● **ПРЕДОСТАВЛЕННЫЙ ТЕКСТ**

Історія подана мовою оригіналy
Павел Васильевич и его члены семьи несколько раз чудом избежали гибели
Мне 57 лет. У меня есть жена, сын и дочь. Мы жили в Мариуполе. Я работал в третьем профтехучилище, а жена была частным предпринимателем – торговала на рынке.
Когда началась война, мы надеялись, что город защищен, поэтому сразу не уехали. Но начались обстрелы. Снаряды прилетали прямо во двор – появились первые трупы. Когда оккупанты приблизились к центру, обстрелы участились и усилились. Мы прятались дома, потому что подвал был захламлен. Туда спустились бабушки и дедушки, а остальным не хватило места. Куда-то бежать было опасно, поэтому мы сидели в коридоре, пока не прилетел снаряд. На наш первый этаж обвалилось три верхних. Хорошо, что потолок выдержал. Но он мог рухнуть в любой момент.
Мы с сыном чуть не погибли, когда пошли за дровами. Собирали ветки – и в это время буквально в пятнадцати метрах от нас разорвался снаряд. Нам повезло, что все осколки пролетели мимо. Это был жуткий момент.
Мы выбрали момент тишины и ушли из дома. Увидели лабораторию для приема анализов. Она тоже была разбита, но нам показалось, что с торца дома было безопасно. Мы просидели там полтора-два месяца. Готовили кушать прямо в помещении, потому что на улице было опасно: наши соседи погибли всей семьей, когда варили суп на костре у подъезда.

● **ЗАПИСАННЫЕ ДАННЫЕ**
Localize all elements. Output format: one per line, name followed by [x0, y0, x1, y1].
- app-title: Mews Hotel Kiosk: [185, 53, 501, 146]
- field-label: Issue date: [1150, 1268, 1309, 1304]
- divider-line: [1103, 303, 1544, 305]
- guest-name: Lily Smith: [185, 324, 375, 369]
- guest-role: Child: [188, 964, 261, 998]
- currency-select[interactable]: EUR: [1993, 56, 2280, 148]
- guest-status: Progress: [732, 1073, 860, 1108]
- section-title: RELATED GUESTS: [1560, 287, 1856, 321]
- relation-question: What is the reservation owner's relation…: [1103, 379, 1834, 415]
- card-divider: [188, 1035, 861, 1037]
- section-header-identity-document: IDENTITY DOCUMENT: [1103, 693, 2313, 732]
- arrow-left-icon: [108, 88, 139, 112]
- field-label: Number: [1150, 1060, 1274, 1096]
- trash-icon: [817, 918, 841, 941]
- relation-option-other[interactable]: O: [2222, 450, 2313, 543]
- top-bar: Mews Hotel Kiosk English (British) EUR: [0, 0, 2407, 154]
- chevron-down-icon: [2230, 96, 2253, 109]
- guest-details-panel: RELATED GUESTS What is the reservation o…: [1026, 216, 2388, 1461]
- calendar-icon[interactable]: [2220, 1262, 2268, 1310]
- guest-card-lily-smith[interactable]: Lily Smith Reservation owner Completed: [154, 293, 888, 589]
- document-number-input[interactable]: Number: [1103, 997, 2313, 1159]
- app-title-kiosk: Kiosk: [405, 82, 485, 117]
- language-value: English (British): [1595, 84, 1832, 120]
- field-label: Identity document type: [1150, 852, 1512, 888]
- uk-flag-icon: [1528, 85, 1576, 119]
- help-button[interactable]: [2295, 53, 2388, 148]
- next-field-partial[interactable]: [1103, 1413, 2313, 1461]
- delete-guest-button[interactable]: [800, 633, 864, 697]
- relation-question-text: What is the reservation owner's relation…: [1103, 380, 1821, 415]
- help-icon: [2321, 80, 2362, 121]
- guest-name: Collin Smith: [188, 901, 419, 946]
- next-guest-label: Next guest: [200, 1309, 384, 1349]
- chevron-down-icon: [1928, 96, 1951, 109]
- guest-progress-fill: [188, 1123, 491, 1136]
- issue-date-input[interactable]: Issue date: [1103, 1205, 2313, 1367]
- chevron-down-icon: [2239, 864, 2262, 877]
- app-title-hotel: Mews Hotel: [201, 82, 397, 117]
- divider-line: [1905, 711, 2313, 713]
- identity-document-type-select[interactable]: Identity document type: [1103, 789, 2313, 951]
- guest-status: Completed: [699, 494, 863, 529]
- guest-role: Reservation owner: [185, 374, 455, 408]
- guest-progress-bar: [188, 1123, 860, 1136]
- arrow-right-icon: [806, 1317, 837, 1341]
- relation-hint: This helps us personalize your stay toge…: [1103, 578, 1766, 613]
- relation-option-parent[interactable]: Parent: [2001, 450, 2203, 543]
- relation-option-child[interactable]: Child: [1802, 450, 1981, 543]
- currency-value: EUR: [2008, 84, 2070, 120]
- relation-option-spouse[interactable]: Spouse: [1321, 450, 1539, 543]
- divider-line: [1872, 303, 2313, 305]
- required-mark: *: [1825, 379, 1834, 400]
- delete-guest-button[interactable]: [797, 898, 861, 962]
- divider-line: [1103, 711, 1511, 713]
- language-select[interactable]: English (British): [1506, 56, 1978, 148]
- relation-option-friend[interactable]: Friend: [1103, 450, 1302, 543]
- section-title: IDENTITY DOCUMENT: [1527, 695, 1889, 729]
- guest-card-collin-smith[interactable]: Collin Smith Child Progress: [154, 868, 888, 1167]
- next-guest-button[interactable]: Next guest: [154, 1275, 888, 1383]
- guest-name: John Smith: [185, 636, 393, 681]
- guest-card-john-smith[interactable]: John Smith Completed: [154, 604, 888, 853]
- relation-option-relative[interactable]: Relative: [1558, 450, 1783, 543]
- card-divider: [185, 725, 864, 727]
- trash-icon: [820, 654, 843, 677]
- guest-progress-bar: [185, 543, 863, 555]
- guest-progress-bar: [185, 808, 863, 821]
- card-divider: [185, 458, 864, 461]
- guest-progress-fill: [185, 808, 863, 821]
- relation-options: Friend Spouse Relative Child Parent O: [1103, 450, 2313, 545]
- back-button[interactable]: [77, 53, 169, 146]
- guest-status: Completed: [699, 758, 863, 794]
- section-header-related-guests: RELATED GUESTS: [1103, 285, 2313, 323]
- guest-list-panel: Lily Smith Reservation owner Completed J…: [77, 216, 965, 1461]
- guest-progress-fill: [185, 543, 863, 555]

● **НАБОР ЗАДАНИЙ**
1. Перепишите часть рассказа о жизни в Мариуполе, всё от "Мы выбрали момент" и до "костре у подъезда.", переименовав "лабораторию" в "поликлинику".
2. Сколько времени, согласно рассказу о жизни в Мариуполе, семья просидела у разбитой лаборатории?
3. Определите, соответствуют ли рассказу о жизни в Мариуполе следующие утверждения, и для каждого приведите решающие слова текста: (a) в подвале дома хватило места всем жильцам; (b) снаряд разорвался примерно в пятнадцати метрах от автора рассказа и его сына; (c) жена автора работала в профтехучилище.
Записи здесь никакой роли не играют.

● **РЕШЕНИЯ ПО ЗАДАНИЯМ**
1.
Мы выбрали момент тишины и ушли из дома. Увидели поликлинику для приема анализов. Она тоже была разбита, но нам показалось, что с торца дома было безопасно. Мы просидели там полтора-два месяца. Готовили кушать прямо в помещении, потому что на улице было опасно: наши соседи погибли всей семьей, когда варили суп на костре у подъезда.

2. Полтора-два месяца.

3.
(a) Нет: «Туда спустились бабушки и дедушки, а остальным не хватило места».
(b) Да: «буквально в пятнадцати метрах от нас разорвался снаряд».
(c) Нет: «Я работал в третьем профтехучилище, а жена была частным предпринимателем – торговала на рынке».